Data records:
[Begin]

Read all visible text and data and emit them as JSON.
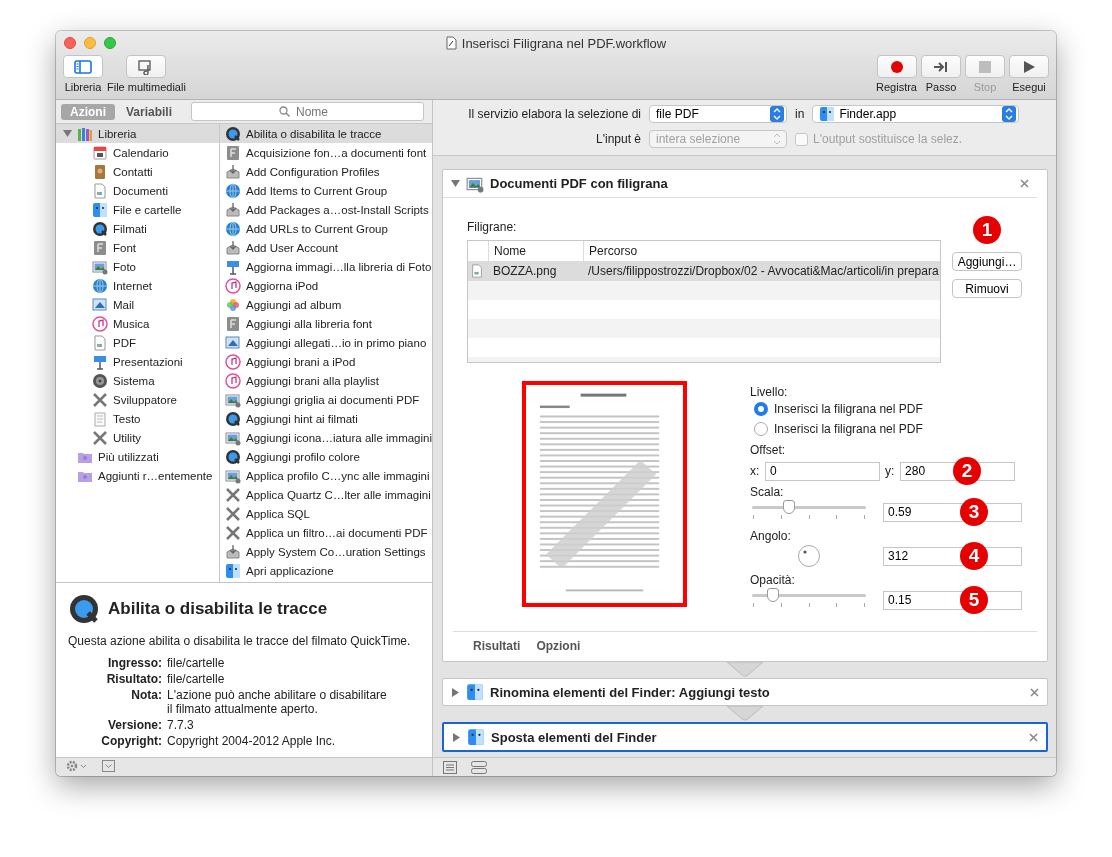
{
  "window": {
    "title": "Inserisci Filigrana nel PDF.workflow"
  },
  "toolbar_left": [
    {
      "label": "Libreria",
      "kind": "library",
      "selected": true
    },
    {
      "label": "File multimediali",
      "kind": "media",
      "selected": false
    }
  ],
  "toolbar_right": [
    {
      "label": "Registra",
      "kind": "record",
      "disabled": false
    },
    {
      "label": "Passo",
      "kind": "step",
      "disabled": false
    },
    {
      "label": "Stop",
      "kind": "stop",
      "disabled": true
    },
    {
      "label": "Esegui",
      "kind": "run",
      "disabled": false
    }
  ],
  "library_tabs": [
    {
      "label": "Azioni",
      "selected": true
    },
    {
      "label": "Variabili",
      "selected": false
    }
  ],
  "search": {
    "placeholder": "Nome"
  },
  "categories": [
    {
      "label": "Libreria",
      "kind": "library",
      "selected": true,
      "expanded": true,
      "children": [
        {
          "label": "Calendario",
          "kind": "calendar",
          "selected": false
        },
        {
          "label": "Contatti",
          "kind": "contacts",
          "selected": false
        },
        {
          "label": "Documenti",
          "kind": "document",
          "selected": false
        },
        {
          "label": "File e cartelle",
          "kind": "finder",
          "selected": false
        },
        {
          "label": "Filmati",
          "kind": "quicktime",
          "selected": false
        },
        {
          "label": "Font",
          "kind": "font",
          "selected": false
        },
        {
          "label": "Foto",
          "kind": "preview",
          "selected": false
        },
        {
          "label": "Internet",
          "kind": "globe",
          "selected": false
        },
        {
          "label": "Mail",
          "kind": "mail",
          "selected": false
        },
        {
          "label": "Musica",
          "kind": "music",
          "selected": false
        },
        {
          "label": "PDF",
          "kind": "document",
          "selected": false
        },
        {
          "label": "Presentazioni",
          "kind": "keynote",
          "selected": false
        },
        {
          "label": "Sistema",
          "kind": "system",
          "selected": false
        },
        {
          "label": "Sviluppatore",
          "kind": "tools",
          "selected": false
        },
        {
          "label": "Testo",
          "kind": "text",
          "selected": false
        },
        {
          "label": "Utility",
          "kind": "tools",
          "selected": false
        }
      ]
    },
    {
      "label": "Più utilizzati",
      "kind": "smartfolder",
      "selected": false
    },
    {
      "label": "Aggiunti r…entemente",
      "kind": "smartfolder",
      "selected": false
    }
  ],
  "actions": [
    {
      "label": "Abilita o disabilita le tracce",
      "kind": "quicktime",
      "selected": true
    },
    {
      "label": "Acquisizione fon…a documenti font",
      "kind": "font",
      "selected": false
    },
    {
      "label": "Add Configuration Profiles",
      "kind": "installer",
      "selected": false
    },
    {
      "label": "Add Items to Current Group",
      "kind": "globe",
      "selected": false
    },
    {
      "label": "Add Packages a…ost-Install Scripts",
      "kind": "installer",
      "selected": false
    },
    {
      "label": "Add URLs to Current Group",
      "kind": "globe",
      "selected": false
    },
    {
      "label": "Add User Account",
      "kind": "installer",
      "selected": false
    },
    {
      "label": "Aggiorna immagi…lla libreria di Foto",
      "kind": "keynote",
      "selected": false
    },
    {
      "label": "Aggiorna iPod",
      "kind": "music",
      "selected": false
    },
    {
      "label": "Aggiungi ad album",
      "kind": "photos",
      "selected": false
    },
    {
      "label": "Aggiungi alla libreria font",
      "kind": "font",
      "selected": false
    },
    {
      "label": "Aggiungi allegati…io in primo piano",
      "kind": "mail",
      "selected": false
    },
    {
      "label": "Aggiungi brani a iPod",
      "kind": "music",
      "selected": false
    },
    {
      "label": "Aggiungi brani alla playlist",
      "kind": "music",
      "selected": false
    },
    {
      "label": "Aggiungi griglia ai documenti PDF",
      "kind": "preview",
      "selected": false
    },
    {
      "label": "Aggiungi hint ai filmati",
      "kind": "quicktime",
      "selected": false
    },
    {
      "label": "Aggiungi icona…iatura alle immagini",
      "kind": "preview",
      "selected": false
    },
    {
      "label": "Aggiungi profilo colore",
      "kind": "quicktime",
      "selected": false
    },
    {
      "label": "Applica profilo C…ync alle immagini",
      "kind": "preview",
      "selected": false
    },
    {
      "label": "Applica Quartz C…lter alle immagini",
      "kind": "tools",
      "selected": false
    },
    {
      "label": "Applica SQL",
      "kind": "tools",
      "selected": false
    },
    {
      "label": "Applica un filtro…ai documenti PDF",
      "kind": "tools",
      "selected": false
    },
    {
      "label": "Apply System Co…uration Settings",
      "kind": "installer",
      "selected": false
    },
    {
      "label": "Apri applicazione",
      "kind": "finder",
      "selected": false
    }
  ],
  "description": {
    "title": "Abilita o disabilita le tracce",
    "kind": "quicktime",
    "text": "Questa azione abilita o disabilita le tracce del filmato QuickTime.",
    "details": [
      {
        "label": "Ingresso:",
        "value": "file/cartelle"
      },
      {
        "label": "Risultato:",
        "value": "file/cartelle"
      },
      {
        "label": "Nota:",
        "value": "L'azione può anche abilitare o disabilitare il filmato attualmente aperto."
      },
      {
        "label": "Versione:",
        "value": "7.7.3"
      },
      {
        "label": "Copyright:",
        "value": "Copyright 2004-2012 Apple Inc."
      }
    ]
  },
  "service": {
    "label": "Il servizio elabora la selezione di",
    "type": "file PDF",
    "in_label": "in",
    "app": "Finder.app",
    "input_label": "L'input è",
    "input_value": "intera selezione",
    "input_disabled": true,
    "output": {
      "label": "L'output sostituisce la selez.",
      "checked": false,
      "disabled": true
    }
  },
  "workflow": [
    {
      "title": "Documenti PDF con filigrana",
      "kind": "preview",
      "expanded": true,
      "selected": false,
      "content": {
        "list_label": "Filigrane:",
        "columns": [
          "Nome",
          "Percorso"
        ],
        "rows": [
          {
            "name": "BOZZA.png",
            "path": "/Users/filippostrozzi/Dropbox/02 - Avvocati&Mac/articoli/in prepara",
            "selected": true
          }
        ],
        "buttons": [
          "Aggiungi…",
          "Rimuovi"
        ],
        "callout": "1",
        "preview": {
          "kind": "picture"
        },
        "level_label": "Livello:",
        "level_options": [
          {
            "label": "Inserisci la filigrana nel PDF",
            "selected": true
          },
          {
            "label": "Inserisci la filigrana nel PDF",
            "selected": false
          }
        ],
        "offset": {
          "label": "Offset:",
          "x_label": "x:",
          "x_value": "0",
          "y_label": "y:",
          "y_value": "280",
          "callout": "2"
        },
        "scale": {
          "label": "Scala:",
          "level": 0.32,
          "value": "0.59",
          "callout": "3"
        },
        "angle": {
          "label": "Angolo:",
          "value": "312",
          "callout": "4"
        },
        "opacity": {
          "label": "Opacità:",
          "level": 0.18,
          "value": "0.15",
          "callout": "5"
        },
        "tabs": [
          "Risultati",
          "Opzioni"
        ]
      }
    },
    {
      "title": "Rinomina elementi del Finder: Aggiungi testo",
      "kind": "finder",
      "expanded": false,
      "selected": false
    },
    {
      "title": "Sposta elementi del Finder",
      "kind": "finder",
      "expanded": false,
      "selected": true
    }
  ]
}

[End]

## Aim of the exercise:
Return each line of the data, keeping its wording exact and omitting pictures.

## Full response:
Read all visible text and data and emit them as JSON.
{
  "window": {
    "title": "Inserisci Filigrana nel PDF.workflow"
  },
  "toolbar_left": [
    {
      "label": "Libreria",
      "kind": "library",
      "selected": true
    },
    {
      "label": "File multimediali",
      "kind": "media",
      "selected": false
    }
  ],
  "toolbar_right": [
    {
      "label": "Registra",
      "kind": "record",
      "disabled": false
    },
    {
      "label": "Passo",
      "kind": "step",
      "disabled": false
    },
    {
      "label": "Stop",
      "kind": "stop",
      "disabled": true
    },
    {
      "label": "Esegui",
      "kind": "run",
      "disabled": false
    }
  ],
  "library_tabs": [
    {
      "label": "Azioni",
      "selected": true
    },
    {
      "label": "Variabili",
      "selected": false
    }
  ],
  "search": {
    "placeholder": "Nome"
  },
  "categories": [
    {
      "label": "Libreria",
      "kind": "library",
      "selected": true,
      "expanded": true,
      "children": [
        {
          "label": "Calendario",
          "kind": "calendar",
          "selected": false
        },
        {
          "label": "Contatti",
          "kind": "contacts",
          "selected": false
        },
        {
          "label": "Documenti",
          "kind": "document",
          "selected": false
        },
        {
          "label": "File e cartelle",
          "kind": "finder",
          "selected": false
        },
        {
          "label": "Filmati",
          "kind": "quicktime",
          "selected": false
        },
        {
          "label": "Font",
          "kind": "font",
          "selected": false
        },
        {
          "label": "Foto",
          "kind": "preview",
          "selected": false
        },
        {
          "label": "Internet",
          "kind": "globe",
          "selected": false
        },
        {
          "label": "Mail",
          "kind": "mail",
          "selected": false
        },
        {
          "label": "Musica",
          "kind": "music",
          "selected": false
        },
        {
          "label": "PDF",
          "kind": "document",
          "selected": false
        },
        {
          "label": "Presentazioni",
          "kind": "keynote",
          "selected": false
        },
        {
          "label": "Sistema",
          "kind": "system",
          "selected": false
        },
        {
          "label": "Sviluppatore",
          "kind": "tools",
          "selected": false
        },
        {
          "label": "Testo",
          "kind": "text",
          "selected": false
        },
        {
          "label": "Utility",
          "kind": "tools",
          "selected": false
        }
      ]
    },
    {
      "label": "Più utilizzati",
      "kind": "smartfolder",
      "selected": false
    },
    {
      "label": "Aggiunti r…entemente",
      "kind": "smartfolder",
      "selected": false
    }
  ],
  "actions": [
    {
      "label": "Abilita o disabilita le tracce",
      "kind": "quicktime",
      "selected": true
    },
    {
      "label": "Acquisizione fon…a documenti font",
      "kind": "font",
      "selected": false
    },
    {
      "label": "Add Configuration Profiles",
      "kind": "installer",
      "selected": false
    },
    {
      "label": "Add Items to Current Group",
      "kind": "globe",
      "selected": false
    },
    {
      "label": "Add Packages a…ost-Install Scripts",
      "kind": "installer",
      "selected": false
    },
    {
      "label": "Add URLs to Current Group",
      "kind": "globe",
      "selected": false
    },
    {
      "label": "Add User Account",
      "kind": "installer",
      "selected": false
    },
    {
      "label": "Aggiorna immagi…lla libreria di Foto",
      "kind": "keynote",
      "selected": false
    },
    {
      "label": "Aggiorna iPod",
      "kind": "music",
      "selected": false
    },
    {
      "label": "Aggiungi ad album",
      "kind": "photos",
      "selected": false
    },
    {
      "label": "Aggiungi alla libreria font",
      "kind": "font",
      "selected": false
    },
    {
      "label": "Aggiungi allegati…io in primo piano",
      "kind": "mail",
      "selected": false
    },
    {
      "label": "Aggiungi brani a iPod",
      "kind": "music",
      "selected": false
    },
    {
      "label": "Aggiungi brani alla playlist",
      "kind": "music",
      "selected": false
    },
    {
      "label": "Aggiungi griglia ai documenti PDF",
      "kind": "preview",
      "selected": false
    },
    {
      "label": "Aggiungi hint ai filmati",
      "kind": "quicktime",
      "selected": false
    },
    {
      "label": "Aggiungi icona…iatura alle immagini",
      "kind": "preview",
      "selected": false
    },
    {
      "label": "Aggiungi profilo colore",
      "kind": "quicktime",
      "selected": false
    },
    {
      "label": "Applica profilo C…ync alle immagini",
      "kind": "preview",
      "selected": false
    },
    {
      "label": "Applica Quartz C…lter alle immagini",
      "kind": "tools",
      "selected": false
    },
    {
      "label": "Applica SQL",
      "kind": "tools",
      "selected": false
    },
    {
      "label": "Applica un filtro…ai documenti PDF",
      "kind": "tools",
      "selected": false
    },
    {
      "label": "Apply System Co…uration Settings",
      "kind": "installer",
      "selected": false
    },
    {
      "label": "Apri applicazione",
      "kind": "finder",
      "selected": false
    }
  ],
  "description": {
    "title": "Abilita o disabilita le tracce",
    "kind": "quicktime",
    "text": "Questa azione abilita o disabilita le tracce del filmato QuickTime.",
    "details": [
      {
        "label": "Ingresso:",
        "value": "file/cartelle"
      },
      {
        "label": "Risultato:",
        "value": "file/cartelle"
      },
      {
        "label": "Nota:",
        "value": "L'azione può anche abilitare o disabilitare il filmato attualmente aperto."
      },
      {
        "label": "Versione:",
        "value": "7.7.3"
      },
      {
        "label": "Copyright:",
        "value": "Copyright 2004-2012 Apple Inc."
      }
    ]
  },
  "service": {
    "label": "Il servizio elabora la selezione di",
    "type": "file PDF",
    "in_label": "in",
    "app": "Finder.app",
    "input_label": "L'input è",
    "input_value": "intera selezione",
    "input_disabled": true,
    "output": {
      "label": "L'output sostituisce la selez.",
      "checked": false,
      "disabled": true
    }
  },
  "workflow": [
    {
      "title": "Documenti PDF con filigrana",
      "kind": "preview",
      "expanded": true,
      "selected": false,
      "content": {
        "list_label": "Filigrane:",
        "columns": [
          "Nome",
          "Percorso"
        ],
        "rows": [
          {
            "name": "BOZZA.png",
            "path": "/Users/filippostrozzi/Dropbox/02 - Avvocati&Mac/articoli/in prepara",
            "selected": true
          }
        ],
        "buttons": [
          "Aggiungi…",
          "Rimuovi"
        ],
        "callout": "1",
        "preview": {
          "kind": "picture"
        },
        "level_label": "Livello:",
        "level_options": [
          {
            "label": "Inserisci la filigrana nel PDF",
            "selected": true
          },
          {
            "label": "Inserisci la filigrana nel PDF",
            "selected": false
          }
        ],
        "offset": {
          "label": "Offset:",
          "x_label": "x:",
          "x_value": "0",
          "y_label": "y:",
          "y_value": "280",
          "callout": "2"
        },
        "scale": {
          "label": "Scala:",
          "level": 0.32,
          "value": "0.59",
          "callout": "3"
        },
        "angle": {
          "label": "Angolo:",
          "value": "312",
          "callout": "4"
        },
        "opacity": {
          "label": "Opacità:",
          "level": 0.18,
          "value": "0.15",
          "callout": "5"
        },
        "tabs": [
          "Risultati",
          "Opzioni"
        ]
      }
    },
    {
      "title": "Rinomina elementi del Finder: Aggiungi testo",
      "kind": "finder",
      "expanded": false,
      "selected": false
    },
    {
      "title": "Sposta elementi del Finder",
      "kind": "finder",
      "expanded": false,
      "selected": true
    }
  ]
}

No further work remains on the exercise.